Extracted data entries
════════

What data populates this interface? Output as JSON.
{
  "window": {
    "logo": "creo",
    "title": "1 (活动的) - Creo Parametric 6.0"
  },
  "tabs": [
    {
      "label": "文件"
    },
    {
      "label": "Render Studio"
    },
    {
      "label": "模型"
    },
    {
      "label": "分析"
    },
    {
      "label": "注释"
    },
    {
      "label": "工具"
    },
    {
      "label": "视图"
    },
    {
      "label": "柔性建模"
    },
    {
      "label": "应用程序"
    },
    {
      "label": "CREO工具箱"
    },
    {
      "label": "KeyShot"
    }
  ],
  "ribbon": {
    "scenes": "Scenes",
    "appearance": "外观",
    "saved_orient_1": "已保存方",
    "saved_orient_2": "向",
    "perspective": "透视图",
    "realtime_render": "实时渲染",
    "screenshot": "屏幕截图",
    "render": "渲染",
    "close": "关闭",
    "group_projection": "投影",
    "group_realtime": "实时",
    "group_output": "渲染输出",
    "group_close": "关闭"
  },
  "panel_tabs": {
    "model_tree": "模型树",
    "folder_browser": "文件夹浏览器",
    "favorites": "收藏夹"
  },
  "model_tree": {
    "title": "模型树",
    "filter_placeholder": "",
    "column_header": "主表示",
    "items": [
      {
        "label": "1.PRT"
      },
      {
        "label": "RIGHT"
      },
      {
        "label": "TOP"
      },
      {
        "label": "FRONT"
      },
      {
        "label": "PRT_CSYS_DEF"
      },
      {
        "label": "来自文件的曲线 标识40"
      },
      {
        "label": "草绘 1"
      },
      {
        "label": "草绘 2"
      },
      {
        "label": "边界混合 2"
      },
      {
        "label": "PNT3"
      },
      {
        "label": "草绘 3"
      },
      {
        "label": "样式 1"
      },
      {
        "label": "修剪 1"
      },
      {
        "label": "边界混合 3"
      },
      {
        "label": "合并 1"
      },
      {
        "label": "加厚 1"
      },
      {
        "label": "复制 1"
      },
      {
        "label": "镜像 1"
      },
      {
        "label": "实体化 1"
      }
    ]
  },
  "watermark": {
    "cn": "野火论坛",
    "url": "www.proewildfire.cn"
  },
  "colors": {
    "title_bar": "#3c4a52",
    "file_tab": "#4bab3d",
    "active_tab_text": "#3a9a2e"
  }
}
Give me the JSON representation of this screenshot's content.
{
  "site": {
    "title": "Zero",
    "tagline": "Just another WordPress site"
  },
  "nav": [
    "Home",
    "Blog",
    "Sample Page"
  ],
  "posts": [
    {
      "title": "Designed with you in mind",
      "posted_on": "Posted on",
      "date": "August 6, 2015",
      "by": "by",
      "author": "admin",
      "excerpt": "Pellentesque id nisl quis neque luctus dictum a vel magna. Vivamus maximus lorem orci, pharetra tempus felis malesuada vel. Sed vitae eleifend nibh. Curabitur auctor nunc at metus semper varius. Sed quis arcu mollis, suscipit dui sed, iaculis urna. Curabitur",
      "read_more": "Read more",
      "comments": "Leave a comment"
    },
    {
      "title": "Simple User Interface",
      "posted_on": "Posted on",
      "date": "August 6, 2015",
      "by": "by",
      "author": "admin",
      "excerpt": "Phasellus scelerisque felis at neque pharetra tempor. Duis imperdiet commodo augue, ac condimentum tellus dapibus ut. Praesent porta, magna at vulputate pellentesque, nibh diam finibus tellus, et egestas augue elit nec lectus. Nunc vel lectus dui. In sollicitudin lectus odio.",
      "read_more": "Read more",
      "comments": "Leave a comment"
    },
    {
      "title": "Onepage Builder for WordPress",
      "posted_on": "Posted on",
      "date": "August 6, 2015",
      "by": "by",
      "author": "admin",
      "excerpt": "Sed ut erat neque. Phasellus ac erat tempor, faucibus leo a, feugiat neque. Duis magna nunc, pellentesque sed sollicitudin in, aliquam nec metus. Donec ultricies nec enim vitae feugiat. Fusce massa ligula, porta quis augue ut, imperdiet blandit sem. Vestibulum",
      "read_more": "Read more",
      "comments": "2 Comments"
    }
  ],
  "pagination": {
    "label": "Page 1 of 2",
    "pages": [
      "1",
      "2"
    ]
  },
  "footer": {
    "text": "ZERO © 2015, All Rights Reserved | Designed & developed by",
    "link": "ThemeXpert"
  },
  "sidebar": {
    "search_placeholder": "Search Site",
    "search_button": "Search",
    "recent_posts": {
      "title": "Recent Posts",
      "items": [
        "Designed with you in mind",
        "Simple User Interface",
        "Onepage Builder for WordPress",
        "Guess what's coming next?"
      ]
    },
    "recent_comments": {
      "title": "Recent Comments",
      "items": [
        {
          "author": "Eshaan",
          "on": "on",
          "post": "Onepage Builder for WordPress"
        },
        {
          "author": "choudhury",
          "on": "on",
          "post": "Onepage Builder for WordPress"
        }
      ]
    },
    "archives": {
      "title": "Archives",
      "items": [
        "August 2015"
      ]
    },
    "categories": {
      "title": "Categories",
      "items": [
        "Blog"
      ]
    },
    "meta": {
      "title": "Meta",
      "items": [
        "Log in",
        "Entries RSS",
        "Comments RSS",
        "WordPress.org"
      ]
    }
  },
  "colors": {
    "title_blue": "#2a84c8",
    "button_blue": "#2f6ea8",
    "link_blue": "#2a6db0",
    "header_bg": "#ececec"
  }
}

════════

**TASK REQUIREMENTS**: Exact output of every entry is required.

**WRITTEN ANSWER**:
What data populates this interface? Output as JSON.
{
  "window": {
    "logo": "creo",
    "title": "1 (活动的) - Creo Parametric 6.0"
  },
  "tabs": [
    {
      "label": "文件"
    },
    {
      "label": "Render Studio"
    },
    {
      "label": "模型"
    },
    {
      "label": "分析"
    },
    {
      "label": "注释"
    },
    {
      "label": "工具"
    },
    {
      "label": "视图"
    },
    {
      "label": "柔性建模"
    },
    {
      "label": "应用程序"
    },
    {
      "label": "CREO工具箱"
    },
    {
      "label": "KeyShot"
    }
  ],
  "ribbon": {
    "scenes": "Scenes",
    "appearance": "外观",
    "saved_orient_1": "已保存方",
    "saved_orient_2": "向",
    "perspective": "透视图",
    "realtime_render": "实时渲染",
    "screenshot": "屏幕截图",
    "render": "渲染",
    "close": "关闭",
    "group_projection": "投影",
    "group_realtime": "实时",
    "group_output": "渲染输出",
    "group_close": "关闭"
  },
  "panel_tabs": {
    "model_tree": "模型树",
    "folder_browser": "文件夹浏览器",
    "favorites": "收藏夹"
  },
  "model_tree": {
    "title": "模型树",
    "filter_placeholder": "",
    "column_header": "主表示",
    "items": [
      {
        "label": "1.PRT"
      },
      {
        "label": "RIGHT"
      },
      {
        "label": "TOP"
      },
      {
        "label": "FRONT"
      },
      {
        "label": "PRT_CSYS_DEF"
      },
      {
        "label": "来自文件的曲线 标识40"
      },
      {
        "label": "草绘 1"
      },
      {
        "label": "草绘 2"
      },
      {
        "label": "边界混合 2"
      },
      {
        "label": "PNT3"
      },
      {
        "label": "草绘 3"
      },
      {
        "label": "样式 1"
      },
      {
        "label": "修剪 1"
      },
      {
        "label": "边界混合 3"
      },
      {
        "label": "合并 1"
      },
      {
        "label": "加厚 1"
      },
      {
        "label": "复制 1"
      },
      {
        "label": "镜像 1"
      },
      {
        "label": "实体化 1"
      }
    ]
  },
  "watermark": {
    "cn": "野火论坛",
    "url": "www.proewildfire.cn"
  },
  "colors": {
    "title_bar": "#3c4a52",
    "file_tab": "#4bab3d",
    "active_tab_text": "#3a9a2e"
  }
}
Give me the JSON representation of this screenshot's content.
{
  "site": {
    "title": "Zero",
    "tagline": "Just another WordPress site"
  },
  "nav": [
    "Home",
    "Blog",
    "Sample Page"
  ],
  "posts": [
    {
      "title": "Designed with you in mind",
      "posted_on": "Posted on",
      "date": "August 6, 2015",
      "by": "by",
      "author": "admin",
      "excerpt": "Pellentesque id nisl quis neque luctus dictum a vel magna. Vivamus maximus lorem orci, pharetra tempus felis malesuada vel. Sed vitae eleifend nibh. Curabitur auctor nunc at metus semper varius. Sed quis arcu mollis, suscipit dui sed, iaculis urna. Curabitur",
      "read_more": "Read more",
      "comments": "Leave a comment"
    },
    {
      "title": "Simple User Interface",
      "posted_on": "Posted on",
      "date": "August 6, 2015",
      "by": "by",
      "author": "admin",
      "excerpt": "Phasellus scelerisque felis at neque pharetra tempor. Duis imperdiet commodo augue, ac condimentum tellus dapibus ut. Praesent porta, magna at vulputate pellentesque, nibh diam finibus tellus, et egestas augue elit nec lectus. Nunc vel lectus dui. In sollicitudin lectus odio.",
      "read_more": "Read more",
      "comments": "Leave a comment"
    },
    {
      "title": "Onepage Builder for WordPress",
      "posted_on": "Posted on",
      "date": "August 6, 2015",
      "by": "by",
      "author": "admin",
      "excerpt": "Sed ut erat neque. Phasellus ac erat tempor, faucibus leo a, feugiat neque. Duis magna nunc, pellentesque sed sollicitudin in, aliquam nec metus. Donec ultricies nec enim vitae feugiat. Fusce massa ligula, porta quis augue ut, imperdiet blandit sem. Vestibulum",
      "read_more": "Read more",
      "comments": "2 Comments"
    }
  ],
  "pagination": {
    "label": "Page 1 of 2",
    "pages": [
      "1",
      "2"
    ]
  },
  "footer": {
    "text": "ZERO © 2015, All Rights Reserved | Designed & developed by",
    "link": "ThemeXpert"
  },
  "sidebar": {
    "search_placeholder": "Search Site",
    "search_button": "Search",
    "recent_posts": {
      "title": "Recent Posts",
      "items": [
        "Designed with you in mind",
        "Simple User Interface",
        "Onepage Builder for WordPress",
        "Guess what's coming next?"
      ]
    },
    "recent_comments": {
      "title": "Recent Comments",
      "items": [
        {
          "author": "Eshaan",
          "on": "on",
          "post": "Onepage Builder for WordPress"
        },
        {
          "author": "choudhury",
          "on": "on",
          "post": "Onepage Builder for WordPress"
        }
      ]
    },
    "archives": {
      "title": "Archives",
      "items": [
        "August 2015"
      ]
    },
    "categories": {
      "title": "Categories",
      "items": [
        "Blog"
      ]
    },
    "meta": {
      "title": "Meta",
      "items": [
        "Log in",
        "Entries RSS",
        "Comments RSS",
        "WordPress.org"
      ]
    }
  },
  "colors": {
    "title_blue": "#2a84c8",
    "button_blue": "#2f6ea8",
    "link_blue": "#2a6db0",
    "header_bg": "#ececec"
  }
}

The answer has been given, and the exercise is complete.